**REQUIRED TASK**
Recast the stretch from the line containing "mean-explanation: I found" through the line containing "table-row xyxy=(130,468,1011,493)" as a JSON list of strings, one string per line and with any blank lines omitted.
* START INFORMATION GIVEN *
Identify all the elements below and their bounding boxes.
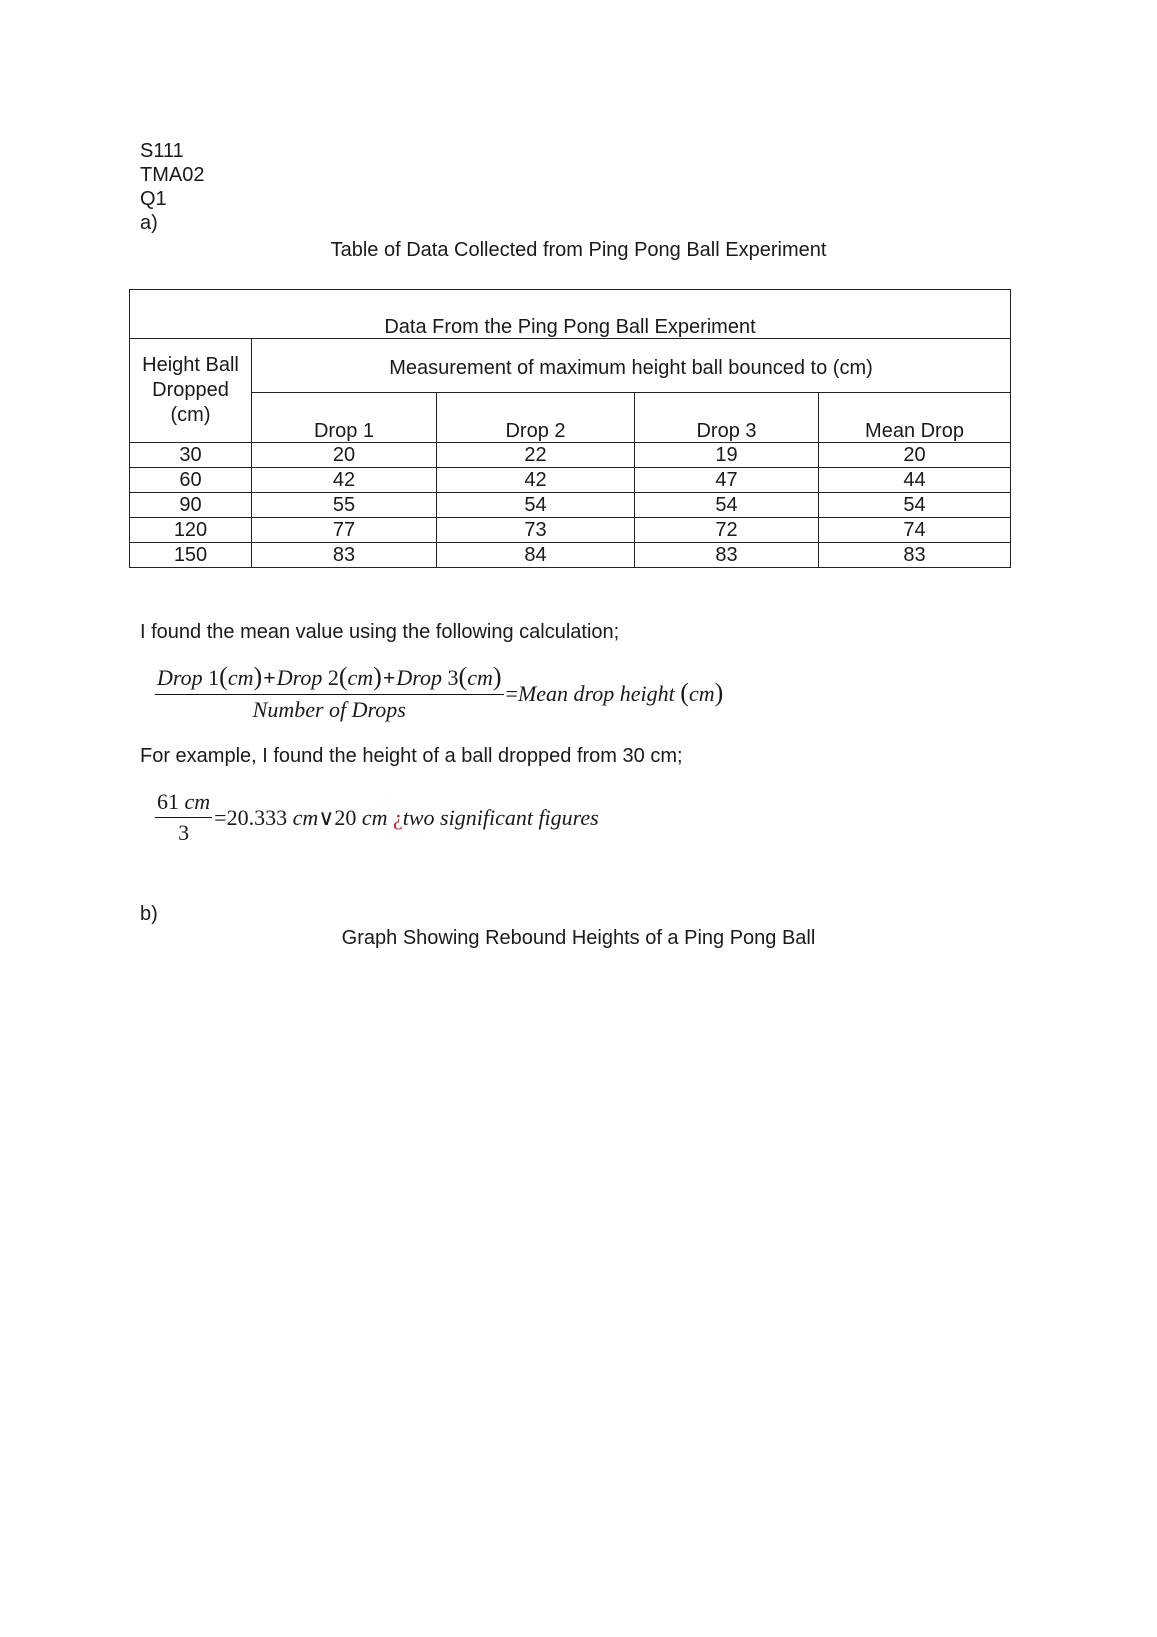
mean-explanation: I found the mean value using the following calculation; xyxy=(140,621,620,643)
part-b-label: b) xyxy=(140,903,158,925)
example-explanation: For example, I found the height of a ball dropped from 30 cm; xyxy=(140,745,683,767)
table-row xyxy=(130,493,1011,518)
table-title: Data From the Ping Pong Ball Experiment xyxy=(130,290,1011,339)
cell-height: 60 xyxy=(130,468,252,493)
data-table xyxy=(129,289,1011,568)
column-header-drop-1: Drop 1 xyxy=(252,393,437,443)
example-formula-result: =20.333 cm∨20 cm ¿two significant figures xyxy=(214,804,599,830)
table-row xyxy=(130,468,1011,493)
mean-formula-numerator: Drop 1(cm)+Drop 2(cm)+Drop 3(cm) xyxy=(155,662,504,695)
cell-height: 30 xyxy=(130,443,252,468)
column-header-drop-3: Drop 3 xyxy=(635,393,819,443)
column-header-drop-2: Drop 2 xyxy=(437,393,635,443)
assignment-code: TMA02 xyxy=(140,164,205,186)
table-row xyxy=(130,543,1011,568)
height-column-header: Height Ball Dropped (cm) xyxy=(130,339,252,443)
example-formula-denominator: 3 xyxy=(178,820,190,845)
cell-drop-3: 83 xyxy=(635,543,819,568)
cell-drop-1: 83 xyxy=(252,543,437,568)
cell-mean: 83 xyxy=(819,543,1011,568)
cell-drop-1: 42 xyxy=(252,468,437,493)
cell-mean: 74 xyxy=(819,518,1011,543)
cell-height: 120 xyxy=(130,518,252,543)
cell-mean: 20 xyxy=(819,443,1011,468)
part-a-label: a) xyxy=(140,212,158,234)
course-code: S111 xyxy=(140,140,184,162)
cell-drop-1: 20 xyxy=(252,443,437,468)
mean-formula-result: =Mean drop height (cm) xyxy=(505,677,724,707)
cell-drop-3: 19 xyxy=(635,443,819,468)
mean-formula-denominator: Number of Drops xyxy=(252,697,406,722)
measurement-header: Measurement of maximum height ball bounced to (cm) xyxy=(252,339,1011,393)
example-formula-numerator: 61 cm xyxy=(155,789,212,818)
cell-mean: 54 xyxy=(819,493,1011,518)
cell-height: 90 xyxy=(130,493,252,518)
mean-formula-fraction xyxy=(155,662,504,723)
cell-drop-3: 54 xyxy=(635,493,819,518)
example-formula xyxy=(155,789,599,846)
example-formula-fraction xyxy=(155,789,212,846)
cell-drop-1: 77 xyxy=(252,518,437,543)
cell-height: 150 xyxy=(130,543,252,568)
graph-caption: Graph Showing Rebound Heights of a Ping Pong Ball xyxy=(341,927,816,949)
table-caption: Table of Data Collected from Ping Pong Ball Experiment xyxy=(330,239,827,261)
cell-drop-2: 22 xyxy=(437,443,635,468)
question-number: Q1 xyxy=(140,188,167,210)
error-glyph: ¿ xyxy=(393,804,403,830)
cell-drop-3: 47 xyxy=(635,468,819,493)
drop-header-row xyxy=(130,393,1011,443)
cell-drop-2: 73 xyxy=(437,518,635,543)
table-header-row xyxy=(130,339,1011,393)
cell-mean: 44 xyxy=(819,468,1011,493)
mean-formula xyxy=(155,662,723,723)
cell-drop-2: 84 xyxy=(437,543,635,568)
table-row xyxy=(130,443,1011,468)
cell-drop-2: 54 xyxy=(437,493,635,518)
table-row xyxy=(130,518,1011,543)
table-title-row xyxy=(130,290,1011,339)
cell-drop-2: 42 xyxy=(437,468,635,493)
cell-drop-1: 55 xyxy=(252,493,437,518)
column-header-mean-drop: Mean Drop xyxy=(819,393,1011,443)
cell-drop-3: 72 xyxy=(635,518,819,543)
* END INFORMATION GIVEN *
**CORRECT RESPONSE**
[
  "mean-explanation: I found the mean value using the following calculation; xyxy=(140,621,620,643)",
  "part-b-label: b) xyxy=(140,903,158,925)",
  "example-explanation: For example, I found the height of a ball dropped from 30 cm; xyxy=(140,745,683,767)",
  "table-row xyxy=(130,493,1011,518)",
  "table-title: Data From the Ping Pong Ball Experiment xyxy=(130,290,1011,339)",
  "cell-height: 60 xyxy=(130,468,252,493)",
  "data-table xyxy=(129,289,1011,568)",
  "column-header-drop-1: Drop 1 xyxy=(252,393,437,443)",
  "example-formula-result: =20.333 cm∨20 cm ¿two significant figures xyxy=(214,804,599,830)",
  "table-row xyxy=(130,468,1011,493)"
]